***** Data records *****

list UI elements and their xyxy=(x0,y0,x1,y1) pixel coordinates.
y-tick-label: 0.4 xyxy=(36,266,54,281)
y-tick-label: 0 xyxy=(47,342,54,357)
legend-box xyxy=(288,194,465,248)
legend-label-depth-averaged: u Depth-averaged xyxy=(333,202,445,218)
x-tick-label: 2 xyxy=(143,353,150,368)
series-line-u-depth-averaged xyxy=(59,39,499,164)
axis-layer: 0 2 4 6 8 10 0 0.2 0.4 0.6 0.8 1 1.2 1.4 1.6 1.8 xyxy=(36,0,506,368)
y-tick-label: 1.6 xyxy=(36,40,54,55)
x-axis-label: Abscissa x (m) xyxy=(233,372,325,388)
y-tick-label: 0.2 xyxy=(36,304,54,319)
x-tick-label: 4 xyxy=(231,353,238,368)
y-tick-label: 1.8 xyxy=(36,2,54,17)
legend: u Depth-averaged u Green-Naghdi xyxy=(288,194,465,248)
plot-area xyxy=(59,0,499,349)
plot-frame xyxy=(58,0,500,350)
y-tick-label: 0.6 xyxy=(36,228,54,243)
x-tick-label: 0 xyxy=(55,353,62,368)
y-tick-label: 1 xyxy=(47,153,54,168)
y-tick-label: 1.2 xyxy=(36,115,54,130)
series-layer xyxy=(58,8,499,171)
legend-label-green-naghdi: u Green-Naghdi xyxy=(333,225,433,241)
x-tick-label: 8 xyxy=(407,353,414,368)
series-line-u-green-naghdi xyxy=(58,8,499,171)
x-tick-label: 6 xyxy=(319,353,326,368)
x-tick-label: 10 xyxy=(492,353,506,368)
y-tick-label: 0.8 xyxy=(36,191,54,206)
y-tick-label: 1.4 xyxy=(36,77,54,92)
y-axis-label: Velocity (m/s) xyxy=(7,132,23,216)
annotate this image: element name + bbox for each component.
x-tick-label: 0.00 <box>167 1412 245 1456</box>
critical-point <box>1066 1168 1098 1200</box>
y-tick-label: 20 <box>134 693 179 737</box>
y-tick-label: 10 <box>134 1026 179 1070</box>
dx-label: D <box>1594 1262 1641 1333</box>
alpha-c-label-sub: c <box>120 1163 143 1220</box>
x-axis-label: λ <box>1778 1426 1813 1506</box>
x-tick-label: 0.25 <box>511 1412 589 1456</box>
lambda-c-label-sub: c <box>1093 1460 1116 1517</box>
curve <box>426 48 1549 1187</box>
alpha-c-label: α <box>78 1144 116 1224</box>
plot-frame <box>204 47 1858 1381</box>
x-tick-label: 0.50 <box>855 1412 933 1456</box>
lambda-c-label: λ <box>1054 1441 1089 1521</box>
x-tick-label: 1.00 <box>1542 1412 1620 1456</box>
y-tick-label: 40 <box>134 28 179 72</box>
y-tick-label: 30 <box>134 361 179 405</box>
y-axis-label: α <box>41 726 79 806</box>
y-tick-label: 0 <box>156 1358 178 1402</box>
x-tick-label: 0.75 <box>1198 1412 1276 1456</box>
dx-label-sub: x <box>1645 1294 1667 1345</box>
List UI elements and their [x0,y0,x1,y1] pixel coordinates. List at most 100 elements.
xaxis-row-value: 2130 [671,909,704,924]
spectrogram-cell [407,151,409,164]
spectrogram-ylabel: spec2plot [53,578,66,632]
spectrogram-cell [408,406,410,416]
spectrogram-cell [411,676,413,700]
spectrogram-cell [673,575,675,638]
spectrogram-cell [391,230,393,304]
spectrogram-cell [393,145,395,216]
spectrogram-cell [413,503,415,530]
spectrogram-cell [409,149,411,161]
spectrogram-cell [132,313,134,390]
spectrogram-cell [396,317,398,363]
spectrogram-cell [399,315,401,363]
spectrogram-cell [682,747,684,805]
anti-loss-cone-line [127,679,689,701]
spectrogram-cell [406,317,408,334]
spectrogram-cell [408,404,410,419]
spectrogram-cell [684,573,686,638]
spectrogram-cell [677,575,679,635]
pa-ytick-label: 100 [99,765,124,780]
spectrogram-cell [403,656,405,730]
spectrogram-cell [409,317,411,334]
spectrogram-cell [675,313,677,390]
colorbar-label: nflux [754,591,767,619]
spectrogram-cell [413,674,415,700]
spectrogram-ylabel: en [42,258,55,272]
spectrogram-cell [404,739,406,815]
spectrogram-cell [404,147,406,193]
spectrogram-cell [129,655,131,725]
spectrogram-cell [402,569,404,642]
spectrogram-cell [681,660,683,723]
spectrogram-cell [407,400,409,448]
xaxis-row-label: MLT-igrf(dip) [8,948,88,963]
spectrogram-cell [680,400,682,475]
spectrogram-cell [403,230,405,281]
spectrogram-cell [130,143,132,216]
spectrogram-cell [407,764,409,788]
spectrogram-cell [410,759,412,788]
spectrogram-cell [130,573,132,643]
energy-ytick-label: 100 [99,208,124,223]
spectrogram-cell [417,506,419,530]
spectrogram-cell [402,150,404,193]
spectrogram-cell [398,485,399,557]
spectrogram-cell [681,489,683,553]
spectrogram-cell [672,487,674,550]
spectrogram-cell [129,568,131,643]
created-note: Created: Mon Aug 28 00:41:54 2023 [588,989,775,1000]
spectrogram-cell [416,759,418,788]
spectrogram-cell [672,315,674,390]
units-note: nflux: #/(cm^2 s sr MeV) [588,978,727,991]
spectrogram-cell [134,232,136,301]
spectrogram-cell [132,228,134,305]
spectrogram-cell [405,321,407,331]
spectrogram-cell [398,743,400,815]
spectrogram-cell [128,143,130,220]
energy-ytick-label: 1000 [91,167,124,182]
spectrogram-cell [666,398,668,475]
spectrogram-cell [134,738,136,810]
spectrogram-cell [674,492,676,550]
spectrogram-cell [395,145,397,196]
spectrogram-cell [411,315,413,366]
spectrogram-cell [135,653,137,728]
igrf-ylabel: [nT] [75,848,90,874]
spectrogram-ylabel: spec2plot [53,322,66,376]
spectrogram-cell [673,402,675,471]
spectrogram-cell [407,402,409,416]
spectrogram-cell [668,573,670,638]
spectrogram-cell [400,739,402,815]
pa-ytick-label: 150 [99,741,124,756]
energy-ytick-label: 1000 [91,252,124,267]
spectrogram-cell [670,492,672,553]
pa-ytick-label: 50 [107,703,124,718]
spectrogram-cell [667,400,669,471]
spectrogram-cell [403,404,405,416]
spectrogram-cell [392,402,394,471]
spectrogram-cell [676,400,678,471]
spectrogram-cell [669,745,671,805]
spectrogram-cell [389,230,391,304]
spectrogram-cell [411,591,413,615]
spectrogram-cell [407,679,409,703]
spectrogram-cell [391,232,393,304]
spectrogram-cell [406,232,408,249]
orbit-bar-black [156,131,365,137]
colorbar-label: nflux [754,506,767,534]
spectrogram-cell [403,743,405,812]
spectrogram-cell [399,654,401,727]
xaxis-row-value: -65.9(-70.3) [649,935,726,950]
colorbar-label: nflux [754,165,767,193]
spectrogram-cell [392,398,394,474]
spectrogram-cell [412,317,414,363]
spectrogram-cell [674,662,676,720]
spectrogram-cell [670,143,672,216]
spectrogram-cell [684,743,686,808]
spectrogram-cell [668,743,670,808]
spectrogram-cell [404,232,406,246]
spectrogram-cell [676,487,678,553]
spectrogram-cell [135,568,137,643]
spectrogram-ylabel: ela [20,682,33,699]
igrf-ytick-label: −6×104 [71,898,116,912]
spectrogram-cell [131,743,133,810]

*****

• **Task statement**
Can you repeat, unchanged, the stretch from the start of the records through the line containing "lambda-c-label: λ <box>1054"?

• **Completed exercise**
list UI elements and their xyxy=(x0,y0,x1,y1) pixel coordinates.
y-tick-label: 0.4 xyxy=(36,266,54,281)
y-tick-label: 0 xyxy=(47,342,54,357)
legend-box xyxy=(288,194,465,248)
legend-label-depth-averaged: u Depth-averaged xyxy=(333,202,445,218)
x-tick-label: 2 xyxy=(143,353,150,368)
series-line-u-depth-averaged xyxy=(59,39,499,164)
axis-layer: 0 2 4 6 8 10 0 0.2 0.4 0.6 0.8 1 1.2 1.4 1.6 1.8 xyxy=(36,0,506,368)
y-tick-label: 1.6 xyxy=(36,40,54,55)
x-axis-label: Abscissa x (m) xyxy=(233,372,325,388)
y-tick-label: 0.2 xyxy=(36,304,54,319)
x-tick-label: 4 xyxy=(231,353,238,368)
y-tick-label: 1.8 xyxy=(36,2,54,17)
legend: u Depth-averaged u Green-Naghdi xyxy=(288,194,465,248)
plot-area xyxy=(59,0,499,349)
plot-frame xyxy=(58,0,500,350)
y-tick-label: 0.6 xyxy=(36,228,54,243)
x-tick-label: 0 xyxy=(55,353,62,368)
y-tick-label: 1 xyxy=(47,153,54,168)
y-tick-label: 1.2 xyxy=(36,115,54,130)
series-layer xyxy=(58,8,499,171)
legend-label-green-naghdi: u Green-Naghdi xyxy=(333,225,433,241)
x-tick-label: 8 xyxy=(407,353,414,368)
series-line-u-green-naghdi xyxy=(58,8,499,171)
x-tick-label: 6 xyxy=(319,353,326,368)
x-tick-label: 10 xyxy=(492,353,506,368)
y-tick-label: 0.8 xyxy=(36,191,54,206)
y-tick-label: 1.4 xyxy=(36,77,54,92)
y-axis-label: Velocity (m/s) xyxy=(7,132,23,216)
annotate this image: element name + bbox for each component.
x-tick-label: 0.00 <box>167 1412 245 1456</box>
critical-point <box>1066 1168 1098 1200</box>
y-tick-label: 20 <box>134 693 179 737</box>
y-tick-label: 10 <box>134 1026 179 1070</box>
dx-label: D <box>1594 1262 1641 1333</box>
alpha-c-label-sub: c <box>120 1163 143 1220</box>
x-axis-label: λ <box>1778 1426 1813 1506</box>
x-tick-label: 0.25 <box>511 1412 589 1456</box>
lambda-c-label-sub: c <box>1093 1460 1116 1517</box>
curve <box>426 48 1549 1187</box>
alpha-c-label: α <box>78 1144 116 1224</box>
plot-frame <box>204 47 1858 1381</box>
x-tick-label: 0.50 <box>855 1412 933 1456</box>
lambda-c-label: λ <box>1054 1441 1089 1521</box>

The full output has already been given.